### Data provided
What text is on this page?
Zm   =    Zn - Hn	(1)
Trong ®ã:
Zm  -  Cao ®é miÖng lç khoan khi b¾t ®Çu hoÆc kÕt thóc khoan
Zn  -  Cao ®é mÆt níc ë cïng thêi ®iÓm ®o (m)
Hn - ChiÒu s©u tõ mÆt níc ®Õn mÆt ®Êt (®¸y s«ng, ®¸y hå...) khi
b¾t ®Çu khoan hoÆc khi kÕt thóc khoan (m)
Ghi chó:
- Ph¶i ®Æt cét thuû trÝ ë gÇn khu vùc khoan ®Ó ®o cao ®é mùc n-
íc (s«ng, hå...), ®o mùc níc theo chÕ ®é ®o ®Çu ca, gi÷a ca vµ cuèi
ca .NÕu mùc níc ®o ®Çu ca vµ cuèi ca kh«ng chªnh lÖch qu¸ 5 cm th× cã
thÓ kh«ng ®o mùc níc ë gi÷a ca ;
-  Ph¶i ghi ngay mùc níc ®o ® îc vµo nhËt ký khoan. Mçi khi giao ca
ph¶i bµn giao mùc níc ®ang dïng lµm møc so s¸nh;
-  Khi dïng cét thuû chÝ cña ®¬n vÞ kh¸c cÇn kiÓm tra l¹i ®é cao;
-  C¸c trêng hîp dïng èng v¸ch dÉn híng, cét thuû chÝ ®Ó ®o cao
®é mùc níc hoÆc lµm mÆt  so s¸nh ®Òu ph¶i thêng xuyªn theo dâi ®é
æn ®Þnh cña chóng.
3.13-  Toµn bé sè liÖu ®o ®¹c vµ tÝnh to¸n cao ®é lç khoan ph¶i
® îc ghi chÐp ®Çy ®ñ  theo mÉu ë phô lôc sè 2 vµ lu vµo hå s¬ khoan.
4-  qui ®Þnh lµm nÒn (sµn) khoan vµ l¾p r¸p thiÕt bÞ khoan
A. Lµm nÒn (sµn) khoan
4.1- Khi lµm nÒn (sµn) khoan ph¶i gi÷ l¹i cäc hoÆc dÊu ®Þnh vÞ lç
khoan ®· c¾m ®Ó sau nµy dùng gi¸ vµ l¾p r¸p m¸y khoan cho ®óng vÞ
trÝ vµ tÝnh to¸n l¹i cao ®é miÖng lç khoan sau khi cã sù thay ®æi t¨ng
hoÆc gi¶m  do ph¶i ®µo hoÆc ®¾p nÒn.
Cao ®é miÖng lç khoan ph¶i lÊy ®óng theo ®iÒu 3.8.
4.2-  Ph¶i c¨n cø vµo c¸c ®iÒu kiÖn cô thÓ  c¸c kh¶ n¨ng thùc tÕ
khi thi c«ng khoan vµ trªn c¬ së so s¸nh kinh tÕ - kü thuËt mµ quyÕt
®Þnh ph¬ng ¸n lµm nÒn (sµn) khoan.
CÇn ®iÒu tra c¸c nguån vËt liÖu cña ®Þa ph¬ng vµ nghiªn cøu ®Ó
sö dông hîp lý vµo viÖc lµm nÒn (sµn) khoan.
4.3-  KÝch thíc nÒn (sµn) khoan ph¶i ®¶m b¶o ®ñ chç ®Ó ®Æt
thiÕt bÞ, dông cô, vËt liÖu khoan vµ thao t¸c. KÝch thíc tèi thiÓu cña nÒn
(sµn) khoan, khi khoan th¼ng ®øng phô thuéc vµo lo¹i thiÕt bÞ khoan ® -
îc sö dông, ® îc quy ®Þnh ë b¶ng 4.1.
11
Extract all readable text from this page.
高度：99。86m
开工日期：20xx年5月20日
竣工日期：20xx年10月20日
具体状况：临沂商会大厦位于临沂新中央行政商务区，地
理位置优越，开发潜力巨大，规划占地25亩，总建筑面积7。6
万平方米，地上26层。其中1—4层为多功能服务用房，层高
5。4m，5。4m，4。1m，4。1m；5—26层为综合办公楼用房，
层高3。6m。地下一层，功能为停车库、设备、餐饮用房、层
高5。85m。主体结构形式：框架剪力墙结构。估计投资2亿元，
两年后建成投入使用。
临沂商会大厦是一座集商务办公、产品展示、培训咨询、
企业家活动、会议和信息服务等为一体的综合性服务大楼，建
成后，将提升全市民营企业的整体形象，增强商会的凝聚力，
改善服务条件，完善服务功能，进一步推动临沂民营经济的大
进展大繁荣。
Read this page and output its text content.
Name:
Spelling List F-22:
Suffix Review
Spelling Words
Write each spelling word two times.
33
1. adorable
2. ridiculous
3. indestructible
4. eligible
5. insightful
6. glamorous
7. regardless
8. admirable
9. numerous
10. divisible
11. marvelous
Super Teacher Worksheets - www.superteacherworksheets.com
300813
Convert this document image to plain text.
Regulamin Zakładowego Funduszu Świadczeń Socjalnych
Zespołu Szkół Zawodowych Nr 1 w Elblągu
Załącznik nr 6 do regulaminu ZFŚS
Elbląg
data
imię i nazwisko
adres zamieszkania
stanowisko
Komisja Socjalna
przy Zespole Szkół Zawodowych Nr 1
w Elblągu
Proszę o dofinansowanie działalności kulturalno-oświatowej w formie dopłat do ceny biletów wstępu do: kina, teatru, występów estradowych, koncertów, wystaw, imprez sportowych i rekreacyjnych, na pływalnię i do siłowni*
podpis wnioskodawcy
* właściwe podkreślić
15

### Exercise objective
Everything from the line containing "Convert this document image to plain text." to the end of the records must be written out exactly; include both of those lines and no others.

### Task output
Convert this document image to plain text.
Regulamin Zakładowego Funduszu Świadczeń Socjalnych
Zespołu Szkół Zawodowych Nr 1 w Elblągu
Załącznik nr 6 do regulaminu ZFŚS
Elbląg
data
imię i nazwisko
adres zamieszkania
stanowisko
Komisja Socjalna
przy Zespole Szkół Zawodowych Nr 1
w Elblągu
Proszę o dofinansowanie działalności kulturalno-oświatowej w formie dopłat do ceny biletów wstępu do: kina, teatru, występów estradowych, koncertów, wystaw, imprez sportowych i rekreacyjnych, na pływalnię i do siłowni*
podpis wnioskodawcy
* właściwe podkreślić
15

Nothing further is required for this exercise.